(Extracted records)
>> begin
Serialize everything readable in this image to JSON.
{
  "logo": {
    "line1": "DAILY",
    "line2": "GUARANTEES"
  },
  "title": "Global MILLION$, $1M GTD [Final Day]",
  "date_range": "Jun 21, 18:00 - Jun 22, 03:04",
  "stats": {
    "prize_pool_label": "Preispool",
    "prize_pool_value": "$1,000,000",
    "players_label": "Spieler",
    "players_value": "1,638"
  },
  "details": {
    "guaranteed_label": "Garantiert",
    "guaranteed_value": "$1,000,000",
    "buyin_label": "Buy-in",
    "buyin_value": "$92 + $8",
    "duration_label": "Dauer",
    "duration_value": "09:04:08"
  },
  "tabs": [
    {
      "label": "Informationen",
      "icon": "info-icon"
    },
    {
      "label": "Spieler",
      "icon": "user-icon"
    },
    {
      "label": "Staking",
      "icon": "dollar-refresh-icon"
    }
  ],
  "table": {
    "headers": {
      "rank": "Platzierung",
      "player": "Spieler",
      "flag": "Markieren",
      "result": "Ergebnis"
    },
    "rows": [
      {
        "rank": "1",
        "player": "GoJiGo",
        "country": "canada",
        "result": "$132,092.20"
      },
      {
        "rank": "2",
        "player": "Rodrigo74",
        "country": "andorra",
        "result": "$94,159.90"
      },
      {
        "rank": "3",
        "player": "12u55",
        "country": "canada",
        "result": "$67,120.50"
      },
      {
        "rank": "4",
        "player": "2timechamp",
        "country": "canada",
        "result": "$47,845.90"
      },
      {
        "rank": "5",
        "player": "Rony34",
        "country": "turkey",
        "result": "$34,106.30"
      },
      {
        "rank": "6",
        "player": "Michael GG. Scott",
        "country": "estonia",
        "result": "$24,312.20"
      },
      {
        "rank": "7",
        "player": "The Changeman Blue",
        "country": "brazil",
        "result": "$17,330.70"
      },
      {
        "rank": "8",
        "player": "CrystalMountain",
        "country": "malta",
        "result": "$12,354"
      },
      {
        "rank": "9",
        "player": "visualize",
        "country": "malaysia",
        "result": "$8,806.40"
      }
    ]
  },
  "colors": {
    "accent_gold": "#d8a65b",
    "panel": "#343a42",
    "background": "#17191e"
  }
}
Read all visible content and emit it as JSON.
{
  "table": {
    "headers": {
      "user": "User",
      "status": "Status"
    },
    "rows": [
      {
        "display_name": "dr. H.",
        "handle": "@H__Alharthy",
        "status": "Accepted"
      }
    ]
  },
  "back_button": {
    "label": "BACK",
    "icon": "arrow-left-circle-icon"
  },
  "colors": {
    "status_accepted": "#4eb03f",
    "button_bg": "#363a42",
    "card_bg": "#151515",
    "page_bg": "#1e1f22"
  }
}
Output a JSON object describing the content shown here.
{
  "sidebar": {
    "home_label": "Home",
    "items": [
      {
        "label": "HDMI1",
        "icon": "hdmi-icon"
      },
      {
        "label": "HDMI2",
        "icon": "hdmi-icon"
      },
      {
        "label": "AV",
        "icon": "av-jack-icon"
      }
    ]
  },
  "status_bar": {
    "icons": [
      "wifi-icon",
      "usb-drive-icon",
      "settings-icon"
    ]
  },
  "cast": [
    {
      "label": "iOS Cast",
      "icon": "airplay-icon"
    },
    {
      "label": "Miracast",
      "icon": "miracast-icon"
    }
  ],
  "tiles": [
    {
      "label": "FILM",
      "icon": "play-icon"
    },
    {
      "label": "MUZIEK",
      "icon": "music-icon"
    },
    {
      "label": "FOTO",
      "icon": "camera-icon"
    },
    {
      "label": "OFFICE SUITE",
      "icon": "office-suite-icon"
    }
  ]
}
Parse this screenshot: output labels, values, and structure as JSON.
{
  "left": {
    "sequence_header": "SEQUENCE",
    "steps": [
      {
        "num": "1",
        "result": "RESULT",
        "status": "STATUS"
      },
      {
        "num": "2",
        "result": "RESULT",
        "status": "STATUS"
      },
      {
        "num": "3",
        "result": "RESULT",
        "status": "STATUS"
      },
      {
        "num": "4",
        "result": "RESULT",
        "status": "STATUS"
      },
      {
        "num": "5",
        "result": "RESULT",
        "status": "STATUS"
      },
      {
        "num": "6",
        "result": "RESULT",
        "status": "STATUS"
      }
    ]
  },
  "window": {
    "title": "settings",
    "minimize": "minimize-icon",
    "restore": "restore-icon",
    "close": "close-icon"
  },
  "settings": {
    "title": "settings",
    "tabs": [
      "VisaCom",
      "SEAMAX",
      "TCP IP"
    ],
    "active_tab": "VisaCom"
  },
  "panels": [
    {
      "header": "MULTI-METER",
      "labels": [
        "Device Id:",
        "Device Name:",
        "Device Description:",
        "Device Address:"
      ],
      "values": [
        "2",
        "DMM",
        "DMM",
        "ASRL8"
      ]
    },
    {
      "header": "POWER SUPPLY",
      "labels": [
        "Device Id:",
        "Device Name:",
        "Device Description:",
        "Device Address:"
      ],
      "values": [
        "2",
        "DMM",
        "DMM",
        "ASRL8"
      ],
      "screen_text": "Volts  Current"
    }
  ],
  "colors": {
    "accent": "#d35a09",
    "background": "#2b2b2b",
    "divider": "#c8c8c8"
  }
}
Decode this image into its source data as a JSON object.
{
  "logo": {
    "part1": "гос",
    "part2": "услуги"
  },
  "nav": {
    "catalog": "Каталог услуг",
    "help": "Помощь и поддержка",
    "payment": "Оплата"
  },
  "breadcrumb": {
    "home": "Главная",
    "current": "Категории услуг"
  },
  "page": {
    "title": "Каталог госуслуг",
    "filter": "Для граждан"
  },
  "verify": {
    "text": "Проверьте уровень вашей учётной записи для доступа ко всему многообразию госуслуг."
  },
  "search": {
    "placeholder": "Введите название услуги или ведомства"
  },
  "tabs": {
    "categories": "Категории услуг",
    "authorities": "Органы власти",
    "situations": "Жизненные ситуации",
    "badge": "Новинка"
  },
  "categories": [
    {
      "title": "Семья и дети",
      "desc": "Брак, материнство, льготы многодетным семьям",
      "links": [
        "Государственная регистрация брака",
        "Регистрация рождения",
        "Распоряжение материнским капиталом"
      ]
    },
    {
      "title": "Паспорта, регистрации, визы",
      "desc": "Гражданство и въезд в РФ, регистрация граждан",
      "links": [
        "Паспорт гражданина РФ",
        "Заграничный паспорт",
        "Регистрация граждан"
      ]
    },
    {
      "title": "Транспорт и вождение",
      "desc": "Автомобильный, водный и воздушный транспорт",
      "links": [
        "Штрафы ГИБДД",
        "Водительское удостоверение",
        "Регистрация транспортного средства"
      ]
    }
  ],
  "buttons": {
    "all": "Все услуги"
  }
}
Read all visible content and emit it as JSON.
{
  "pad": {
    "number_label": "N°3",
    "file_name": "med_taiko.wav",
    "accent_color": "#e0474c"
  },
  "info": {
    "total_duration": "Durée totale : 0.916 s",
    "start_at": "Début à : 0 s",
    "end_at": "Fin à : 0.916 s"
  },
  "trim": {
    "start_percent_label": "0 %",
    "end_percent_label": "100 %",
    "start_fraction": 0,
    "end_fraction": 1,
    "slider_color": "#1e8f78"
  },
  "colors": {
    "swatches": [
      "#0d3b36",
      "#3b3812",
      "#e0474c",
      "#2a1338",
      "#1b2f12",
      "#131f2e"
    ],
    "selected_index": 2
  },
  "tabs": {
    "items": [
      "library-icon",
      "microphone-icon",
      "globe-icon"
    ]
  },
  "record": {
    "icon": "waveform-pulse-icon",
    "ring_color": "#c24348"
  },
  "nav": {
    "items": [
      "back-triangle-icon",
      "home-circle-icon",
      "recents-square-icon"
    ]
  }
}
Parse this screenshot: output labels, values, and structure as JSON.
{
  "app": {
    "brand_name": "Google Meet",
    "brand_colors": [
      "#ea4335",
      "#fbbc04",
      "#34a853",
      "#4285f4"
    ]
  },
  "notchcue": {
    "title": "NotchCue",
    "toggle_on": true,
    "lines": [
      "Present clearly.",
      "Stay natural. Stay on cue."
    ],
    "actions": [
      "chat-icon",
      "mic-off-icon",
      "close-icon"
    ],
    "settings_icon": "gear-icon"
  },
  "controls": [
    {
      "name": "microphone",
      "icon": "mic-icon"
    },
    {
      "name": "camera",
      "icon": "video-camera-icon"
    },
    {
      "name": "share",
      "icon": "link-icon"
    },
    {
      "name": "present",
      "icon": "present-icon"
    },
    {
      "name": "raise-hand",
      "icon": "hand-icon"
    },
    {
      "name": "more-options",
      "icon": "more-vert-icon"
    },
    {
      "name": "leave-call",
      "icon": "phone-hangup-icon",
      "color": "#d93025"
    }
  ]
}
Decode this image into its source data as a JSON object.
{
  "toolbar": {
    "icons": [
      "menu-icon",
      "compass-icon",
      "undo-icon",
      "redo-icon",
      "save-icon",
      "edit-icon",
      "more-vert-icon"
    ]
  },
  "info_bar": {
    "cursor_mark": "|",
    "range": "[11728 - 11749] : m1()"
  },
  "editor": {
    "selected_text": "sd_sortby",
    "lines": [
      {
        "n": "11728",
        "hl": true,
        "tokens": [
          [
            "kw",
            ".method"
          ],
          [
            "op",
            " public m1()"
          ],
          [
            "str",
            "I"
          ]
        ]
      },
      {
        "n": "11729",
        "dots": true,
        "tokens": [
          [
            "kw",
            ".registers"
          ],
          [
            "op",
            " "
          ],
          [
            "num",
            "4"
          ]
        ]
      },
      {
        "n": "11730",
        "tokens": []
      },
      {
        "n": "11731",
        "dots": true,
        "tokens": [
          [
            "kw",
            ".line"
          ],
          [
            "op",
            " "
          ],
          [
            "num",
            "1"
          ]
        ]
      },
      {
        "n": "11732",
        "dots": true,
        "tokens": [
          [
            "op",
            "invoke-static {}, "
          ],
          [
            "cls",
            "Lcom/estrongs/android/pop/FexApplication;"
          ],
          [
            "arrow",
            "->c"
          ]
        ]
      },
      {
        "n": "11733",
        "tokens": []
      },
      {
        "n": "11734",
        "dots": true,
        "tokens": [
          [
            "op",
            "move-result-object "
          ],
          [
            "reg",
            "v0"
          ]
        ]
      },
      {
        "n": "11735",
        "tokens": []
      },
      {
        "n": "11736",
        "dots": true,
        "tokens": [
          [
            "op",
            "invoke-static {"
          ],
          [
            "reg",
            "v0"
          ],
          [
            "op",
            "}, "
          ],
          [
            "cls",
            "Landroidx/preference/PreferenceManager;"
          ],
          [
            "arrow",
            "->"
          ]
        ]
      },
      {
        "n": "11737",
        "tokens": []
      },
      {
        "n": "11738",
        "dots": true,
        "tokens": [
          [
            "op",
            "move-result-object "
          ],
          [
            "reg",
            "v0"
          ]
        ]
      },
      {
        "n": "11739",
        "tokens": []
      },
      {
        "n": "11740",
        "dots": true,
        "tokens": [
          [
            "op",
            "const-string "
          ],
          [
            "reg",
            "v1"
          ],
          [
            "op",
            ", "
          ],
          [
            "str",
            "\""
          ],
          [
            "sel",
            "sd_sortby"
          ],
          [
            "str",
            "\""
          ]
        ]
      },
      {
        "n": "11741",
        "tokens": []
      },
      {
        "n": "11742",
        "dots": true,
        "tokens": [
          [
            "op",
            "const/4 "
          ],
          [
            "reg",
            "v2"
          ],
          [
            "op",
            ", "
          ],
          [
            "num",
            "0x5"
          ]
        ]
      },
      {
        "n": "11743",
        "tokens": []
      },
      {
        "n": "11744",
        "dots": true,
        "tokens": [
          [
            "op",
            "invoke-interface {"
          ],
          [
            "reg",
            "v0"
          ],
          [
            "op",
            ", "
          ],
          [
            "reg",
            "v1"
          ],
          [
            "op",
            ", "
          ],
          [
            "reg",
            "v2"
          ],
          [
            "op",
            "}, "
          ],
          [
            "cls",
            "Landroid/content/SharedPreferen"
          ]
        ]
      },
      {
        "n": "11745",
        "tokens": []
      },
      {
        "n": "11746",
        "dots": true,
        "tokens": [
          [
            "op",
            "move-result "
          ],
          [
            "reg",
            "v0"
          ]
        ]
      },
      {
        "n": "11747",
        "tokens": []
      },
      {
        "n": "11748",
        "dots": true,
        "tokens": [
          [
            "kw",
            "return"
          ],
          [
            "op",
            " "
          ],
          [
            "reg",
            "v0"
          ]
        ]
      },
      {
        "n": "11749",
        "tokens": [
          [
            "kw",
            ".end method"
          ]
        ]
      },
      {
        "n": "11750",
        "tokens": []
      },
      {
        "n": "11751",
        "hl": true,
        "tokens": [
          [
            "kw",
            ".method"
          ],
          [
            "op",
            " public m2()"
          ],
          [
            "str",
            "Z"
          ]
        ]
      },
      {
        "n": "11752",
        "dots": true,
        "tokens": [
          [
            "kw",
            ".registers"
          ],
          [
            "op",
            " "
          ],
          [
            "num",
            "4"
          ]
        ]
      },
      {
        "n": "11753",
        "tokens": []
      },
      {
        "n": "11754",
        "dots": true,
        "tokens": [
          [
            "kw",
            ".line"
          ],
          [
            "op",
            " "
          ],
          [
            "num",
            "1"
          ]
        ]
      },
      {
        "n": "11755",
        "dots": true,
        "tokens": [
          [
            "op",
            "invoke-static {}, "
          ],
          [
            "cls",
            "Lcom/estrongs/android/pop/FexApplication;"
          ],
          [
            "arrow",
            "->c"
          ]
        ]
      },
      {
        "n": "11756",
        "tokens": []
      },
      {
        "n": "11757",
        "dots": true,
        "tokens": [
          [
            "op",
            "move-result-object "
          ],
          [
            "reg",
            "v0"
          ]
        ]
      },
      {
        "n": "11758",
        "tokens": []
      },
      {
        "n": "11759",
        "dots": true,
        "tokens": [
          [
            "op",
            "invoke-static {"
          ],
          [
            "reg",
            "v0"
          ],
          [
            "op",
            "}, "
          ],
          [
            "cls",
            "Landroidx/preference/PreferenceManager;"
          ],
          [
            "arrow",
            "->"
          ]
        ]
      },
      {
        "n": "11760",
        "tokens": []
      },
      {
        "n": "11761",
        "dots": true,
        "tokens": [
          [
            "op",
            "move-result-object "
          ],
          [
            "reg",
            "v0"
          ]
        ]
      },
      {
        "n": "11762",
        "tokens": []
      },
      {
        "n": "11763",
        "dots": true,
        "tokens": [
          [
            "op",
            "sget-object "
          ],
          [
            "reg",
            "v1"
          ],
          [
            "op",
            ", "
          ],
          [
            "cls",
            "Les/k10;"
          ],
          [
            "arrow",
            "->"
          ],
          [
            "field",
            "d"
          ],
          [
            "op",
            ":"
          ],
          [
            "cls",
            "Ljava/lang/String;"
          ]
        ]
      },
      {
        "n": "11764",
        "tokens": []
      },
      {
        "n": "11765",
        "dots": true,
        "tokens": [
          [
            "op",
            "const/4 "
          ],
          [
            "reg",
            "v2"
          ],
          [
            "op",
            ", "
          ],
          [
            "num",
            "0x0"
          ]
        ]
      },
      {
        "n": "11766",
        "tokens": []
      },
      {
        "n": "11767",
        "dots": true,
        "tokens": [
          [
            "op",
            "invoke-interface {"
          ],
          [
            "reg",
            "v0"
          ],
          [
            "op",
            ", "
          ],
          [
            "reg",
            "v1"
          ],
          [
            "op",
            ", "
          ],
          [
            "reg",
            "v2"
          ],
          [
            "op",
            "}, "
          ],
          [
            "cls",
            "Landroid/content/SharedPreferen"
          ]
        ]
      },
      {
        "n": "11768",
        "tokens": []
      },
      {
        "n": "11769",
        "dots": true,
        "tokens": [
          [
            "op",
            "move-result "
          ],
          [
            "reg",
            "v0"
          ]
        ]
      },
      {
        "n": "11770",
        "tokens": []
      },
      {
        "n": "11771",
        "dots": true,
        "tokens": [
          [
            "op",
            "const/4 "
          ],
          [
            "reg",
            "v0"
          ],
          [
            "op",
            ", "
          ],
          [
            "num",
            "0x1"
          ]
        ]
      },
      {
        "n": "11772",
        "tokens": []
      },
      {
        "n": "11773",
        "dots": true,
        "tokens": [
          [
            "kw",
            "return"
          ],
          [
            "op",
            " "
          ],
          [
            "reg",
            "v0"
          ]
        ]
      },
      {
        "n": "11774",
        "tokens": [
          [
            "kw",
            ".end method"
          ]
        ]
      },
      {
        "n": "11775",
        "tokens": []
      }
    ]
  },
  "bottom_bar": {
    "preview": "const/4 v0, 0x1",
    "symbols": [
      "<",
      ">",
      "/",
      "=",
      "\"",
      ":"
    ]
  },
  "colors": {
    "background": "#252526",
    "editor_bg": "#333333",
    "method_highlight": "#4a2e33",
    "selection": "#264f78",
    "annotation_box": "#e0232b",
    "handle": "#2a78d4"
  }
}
>> end
[YOUR TASK] Search the preceding listing for "Spieler" and extract every line where it is found.

[EXERCISE OUTPUT]
    "players_label": "Spieler",
      "label": "Spieler",
      "player": "Spieler",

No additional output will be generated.